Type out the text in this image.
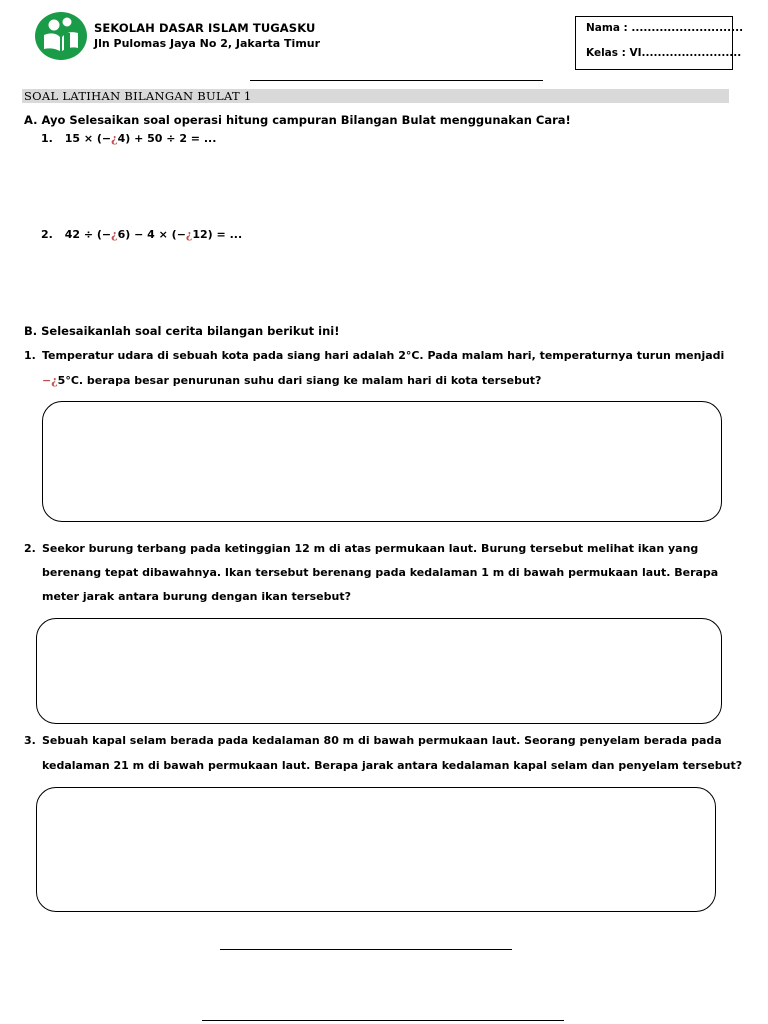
SEKOLAH DASAR ISLAM TUGASKU
Jln Pulomas Jaya No 2, Jakarta Timur
Nama : ............................
Kelas : VI.........................
SOAL LATIHAN BILANGAN BULAT 1
A. Ayo Selesaikan soal operasi hitung campuran Bilangan Bulat menggunakan Cara!
1. 15 × (−¿4) + 50 ÷ 2 = ...
2. 42 ÷ (−¿6) − 4 × (−¿12) = ...
B. Selesaikanlah soal cerita bilangan berikut ini!
1. Temperatur udara di sebuah kota pada siang hari adalah 2°C. Pada malam hari, temperaturnya turun menjadi
−¿5°C. berapa besar penurunan suhu dari siang ke malam hari di kota tersebut?
2. Seekor burung terbang pada ketinggian 12 m di atas permukaan laut. Burung tersebut melihat ikan yang
berenang tepat dibawahnya. Ikan tersebut berenang pada kedalaman 1 m di bawah permukaan laut. Berapa
meter jarak antara burung dengan ikan tersebut?
3. Sebuah kapal selam berada pada kedalaman 80 m di bawah permukaan laut. Seorang penyelam berada pada
kedalaman 21 m di bawah permukaan laut. Berapa jarak antara kedalaman kapal selam dan penyelam tersebut?
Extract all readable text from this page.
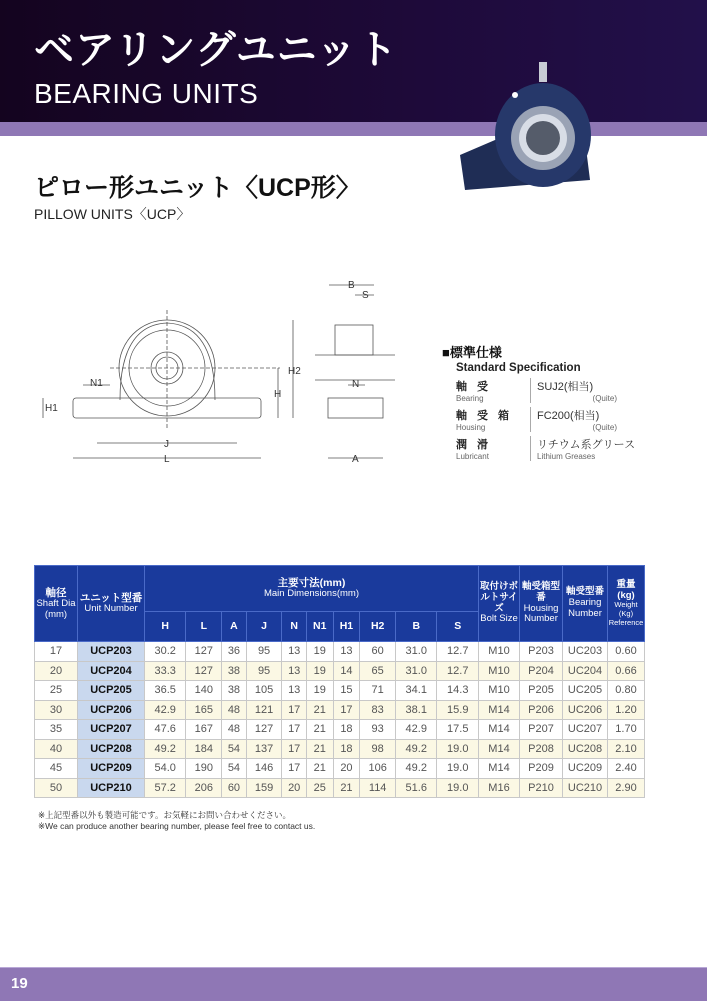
ベアリングユニット
BEARING UNITS
ピロー形ユニット〈UCP形〉
PILLOW UNITS〈UCP〉
B
S
H2
H
N1
H1
J
L
N
A
■標準仕様
Standard Specification
軸受
Bearing
SUJ2(相当)
(Quite)
軸受箱
Housing
FC200(相当)
(Quite)
潤滑
Lubricant
リチウム系グリース
Lithium Greases
軸径
Shaft Dia
(mm)

ユニット型番
Unit Number

主要寸法(mm)
Main Dimensions(mm)

取付けボルトサイズ
Bolt Size

軸受箱型番
Housing Number

軸受型番
Bearing Number

重量(kg)
Weight (Kg) Reference

		H	L	A	J	N	N1	H1	H2	B	S				
17	UCP203	30.2	127	36	95	13	19	13	60	31.0	12.7	M10	P203	UC203	0.60
20	UCP204	33.3	127	38	95	13	19	14	65	31.0	12.7	M10	P204	UC204	0.66
25	UCP205	36.5	140	38	105	13	19	15	71	34.1	14.3	M10	P205	UC205	0.80
30	UCP206	42.9	165	48	121	17	21	17	83	38.1	15.9	M14	P206	UC206	1.20
35	UCP207	47.6	167	48	127	17	21	18	93	42.9	17.5	M14	P207	UC207	1.70
40	UCP208	49.2	184	54	137	17	21	18	98	49.2	19.0	M14	P208	UC208	2.10
45	UCP209	54.0	190	54	146	17	21	20	106	49.2	19.0	M14	P209	UC209	2.40
50	UCP210	57.2	206	60	159	20	25	21	114	51.6	19.0	M16	P210	UC210	2.90
※上記型番以外も製造可能です。お気軽にお問い合わせください。
※We can produce another bearing number, please feel free to contact us.
19
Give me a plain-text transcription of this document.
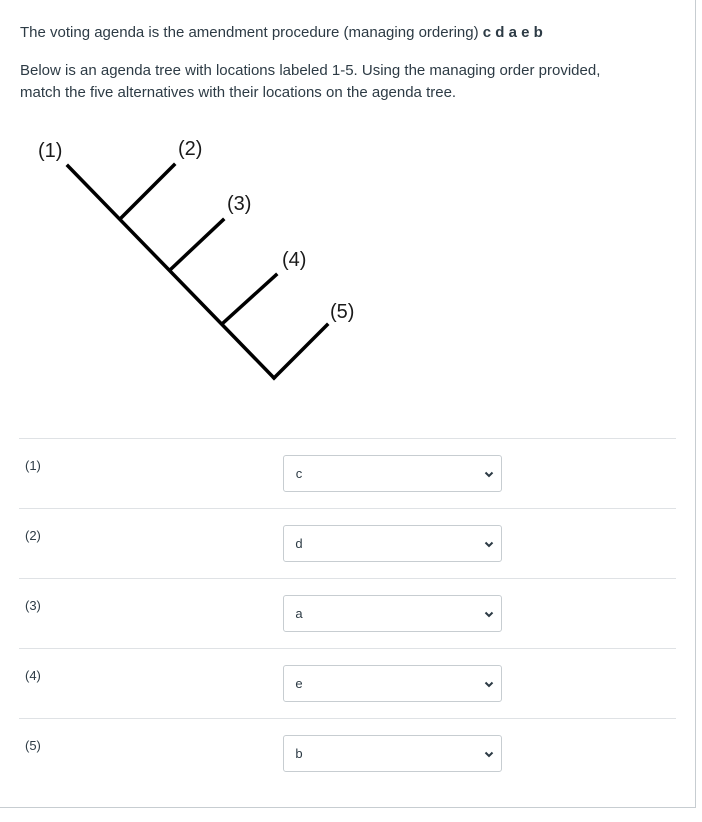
The voting agenda is the amendment procedure (managing ordering) c d a e b
Below is an agenda tree with locations labeled 1-5. Using the managing order provided,
match the five alternatives with their locations on the agenda tree.
(1)	(2)
(3)
(4)
(5)
(1)
c
(2)
d
(3)
a
(4)
e
(5)
b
= = = = =
• **Required work**:
Set down all the data again exactly as above, pictures excluded.

• **Expected answer**:
Type out the text in this image.
SEKOLAH DASAR ISLAM TUGASKU
Jln Pulomas Jaya No 2, Jakarta Timur
Nama : ............................
Kelas : VI.........................
SOAL LATIHAN BILANGAN BULAT 1
A. Ayo Selesaikan soal operasi hitung campuran Bilangan Bulat menggunakan Cara!
1. 15 × (−¿4) + 50 ÷ 2 = ...
2. 42 ÷ (−¿6) − 4 × (−¿12) = ...
B. Selesaikanlah soal cerita bilangan berikut ini!
1. Temperatur udara di sebuah kota pada siang hari adalah 2°C. Pada malam hari, temperaturnya turun menjadi
−¿5°C. berapa besar penurunan suhu dari siang ke malam hari di kota tersebut?
2. Seekor burung terbang pada ketinggian 12 m di atas permukaan laut. Burung tersebut melihat ikan yang
berenang tepat dibawahnya. Ikan tersebut berenang pada kedalaman 1 m di bawah permukaan laut. Berapa
meter jarak antara burung dengan ikan tersebut?
3. Sebuah kapal selam berada pada kedalaman 80 m di bawah permukaan laut. Seorang penyelam berada pada
kedalaman 21 m di bawah permukaan laut. Berapa jarak antara kedalaman kapal selam dan penyelam tersebut?
Extract all readable text from this page.
ベアリングユニット
BEARING UNITS
ピロー形ユニット〈UCP形〉
PILLOW UNITS〈UCP〉
B
S
H2
H
N1
H1
J
L
N
A
■標準仕様
Standard Specification
軸受
Bearing
SUJ2(相当)
(Quite)
軸受箱
Housing
FC200(相当)
(Quite)
潤滑
Lubricant
リチウム系グリース
Lithium Greases
軸径
Shaft Dia
(mm)

ユニット型番
Unit Number

主要寸法(mm)
Main Dimensions(mm)

取付けボルトサイズ
Bolt Size

軸受箱型番
Housing Number

軸受型番
Bearing Number

重量(kg)
Weight (Kg) Reference

		H	L	A	J	N	N1	H1	H2	B	S				
17	UCP203	30.2	127	36	95	13	19	13	60	31.0	12.7	M10	P203	UC203	0.60
20	UCP204	33.3	127	38	95	13	19	14	65	31.0	12.7	M10	P204	UC204	0.66
25	UCP205	36.5	140	38	105	13	19	15	71	34.1	14.3	M10	P205	UC205	0.80
30	UCP206	42.9	165	48	121	17	21	17	83	38.1	15.9	M14	P206	UC206	1.20
35	UCP207	47.6	167	48	127	17	21	18	93	42.9	17.5	M14	P207	UC207	1.70
40	UCP208	49.2	184	54	137	17	21	18	98	49.2	19.0	M14	P208	UC208	2.10
45	UCP209	54.0	190	54	146	17	21	20	106	49.2	19.0	M14	P209	UC209	2.40
50	UCP210	57.2	206	60	159	20	25	21	114	51.6	19.0	M16	P210	UC210	2.90
※上記型番以外も製造可能です。お気軽にお問い合わせください。
※We can produce another bearing number, please feel free to contact us.
19
Give me a plain-text transcription of this document.
The voting agenda is the amendment procedure (managing ordering) c d a e b
Below is an agenda tree with locations labeled 1-5. Using the managing order provided,
match the five alternatives with their locations on the agenda tree.
(1)	(2)
(3)
(4)
(5)
(1)
c
(2)
d
(3)
a
(4)
e
(5)
b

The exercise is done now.